Do this: Restate the whole listing exactly.

Records for the exercise:
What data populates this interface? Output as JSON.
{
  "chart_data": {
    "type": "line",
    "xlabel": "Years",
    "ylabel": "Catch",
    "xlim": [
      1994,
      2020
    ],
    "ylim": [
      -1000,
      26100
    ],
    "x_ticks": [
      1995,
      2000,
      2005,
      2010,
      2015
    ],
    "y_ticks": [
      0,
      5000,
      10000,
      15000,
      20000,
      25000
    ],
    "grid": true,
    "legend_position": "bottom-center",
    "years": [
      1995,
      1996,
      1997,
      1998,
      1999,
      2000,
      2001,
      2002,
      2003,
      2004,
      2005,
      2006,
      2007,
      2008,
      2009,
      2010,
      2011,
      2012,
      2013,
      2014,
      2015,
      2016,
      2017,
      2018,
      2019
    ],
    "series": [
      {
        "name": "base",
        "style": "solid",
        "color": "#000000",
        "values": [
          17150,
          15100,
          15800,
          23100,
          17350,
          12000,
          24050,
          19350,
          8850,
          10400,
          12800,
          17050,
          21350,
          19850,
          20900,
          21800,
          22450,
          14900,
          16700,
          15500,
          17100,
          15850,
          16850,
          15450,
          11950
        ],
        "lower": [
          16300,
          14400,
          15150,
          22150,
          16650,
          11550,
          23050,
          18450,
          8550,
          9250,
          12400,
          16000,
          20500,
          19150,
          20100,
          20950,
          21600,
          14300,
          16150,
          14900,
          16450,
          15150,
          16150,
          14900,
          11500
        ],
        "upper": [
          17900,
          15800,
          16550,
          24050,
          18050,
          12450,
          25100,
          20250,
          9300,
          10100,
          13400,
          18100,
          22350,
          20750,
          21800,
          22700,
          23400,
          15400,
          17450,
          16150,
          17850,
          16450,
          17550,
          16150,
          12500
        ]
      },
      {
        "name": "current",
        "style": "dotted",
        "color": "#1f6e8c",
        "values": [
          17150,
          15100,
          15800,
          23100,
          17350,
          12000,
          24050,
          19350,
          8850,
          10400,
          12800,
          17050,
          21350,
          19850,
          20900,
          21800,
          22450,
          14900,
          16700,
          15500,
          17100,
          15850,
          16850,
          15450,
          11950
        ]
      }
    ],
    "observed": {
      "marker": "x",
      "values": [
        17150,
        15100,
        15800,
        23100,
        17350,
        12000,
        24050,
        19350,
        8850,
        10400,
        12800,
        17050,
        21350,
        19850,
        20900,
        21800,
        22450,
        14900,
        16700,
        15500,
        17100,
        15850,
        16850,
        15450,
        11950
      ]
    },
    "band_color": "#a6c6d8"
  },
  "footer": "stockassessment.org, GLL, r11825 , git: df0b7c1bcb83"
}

Solution to this exercise:
What data populates this interface? Output as JSON.
{
  "chart_data": {
    "type": "line",
    "xlabel": "Years",
    "ylabel": "Catch",
    "xlim": [
      1994,
      2020
    ],
    "ylim": [
      -1000,
      26100
    ],
    "x_ticks": [
      1995,
      2000,
      2005,
      2010,
      2015
    ],
    "y_ticks": [
      0,
      5000,
      10000,
      15000,
      20000,
      25000
    ],
    "grid": true,
    "legend_position": "bottom-center",
    "years": [
      1995,
      1996,
      1997,
      1998,
      1999,
      2000,
      2001,
      2002,
      2003,
      2004,
      2005,
      2006,
      2007,
      2008,
      2009,
      2010,
      2011,
      2012,
      2013,
      2014,
      2015,
      2016,
      2017,
      2018,
      2019
    ],
    "series": [
      {
        "name": "base",
        "style": "solid",
        "color": "#000000",
        "values": [
          17150,
          15100,
          15800,
          23100,
          17350,
          12000,
          24050,
          19350,
          8850,
          10400,
          12800,
          17050,
          21350,
          19850,
          20900,
          21800,
          22450,
          14900,
          16700,
          15500,
          17100,
          15850,
          16850,
          15450,
          11950
        ],
        "lower": [
          16300,
          14400,
          15150,
          22150,
          16650,
          11550,
          23050,
          18450,
          8550,
          9250,
          12400,
          16000,
          20500,
          19150,
          20100,
          20950,
          21600,
          14300,
          16150,
          14900,
          16450,
          15150,
          16150,
          14900,
          11500
        ],
        "upper": [
          17900,
          15800,
          16550,
          24050,
          18050,
          12450,
          25100,
          20250,
          9300,
          10100,
          13400,
          18100,
          22350,
          20750,
          21800,
          22700,
          23400,
          15400,
          17450,
          16150,
          17850,
          16450,
          17550,
          16150,
          12500
        ]
      },
      {
        "name": "current",
        "style": "dotted",
        "color": "#1f6e8c",
        "values": [
          17150,
          15100,
          15800,
          23100,
          17350,
          12000,
          24050,
          19350,
          8850,
          10400,
          12800,
          17050,
          21350,
          19850,
          20900,
          21800,
          22450,
          14900,
          16700,
          15500,
          17100,
          15850,
          16850,
          15450,
          11950
        ]
      }
    ],
    "observed": {
      "marker": "x",
      "values": [
        17150,
        15100,
        15800,
        23100,
        17350,
        12000,
        24050,
        19350,
        8850,
        10400,
        12800,
        17050,
        21350,
        19850,
        20900,
        21800,
        22450,
        14900,
        16700,
        15500,
        17100,
        15850,
        16850,
        15450,
        11950
      ]
    },
    "band_color": "#a6c6d8"
  },
  "footer": "stockassessment.org, GLL, r11825 , git: df0b7c1bcb83"
}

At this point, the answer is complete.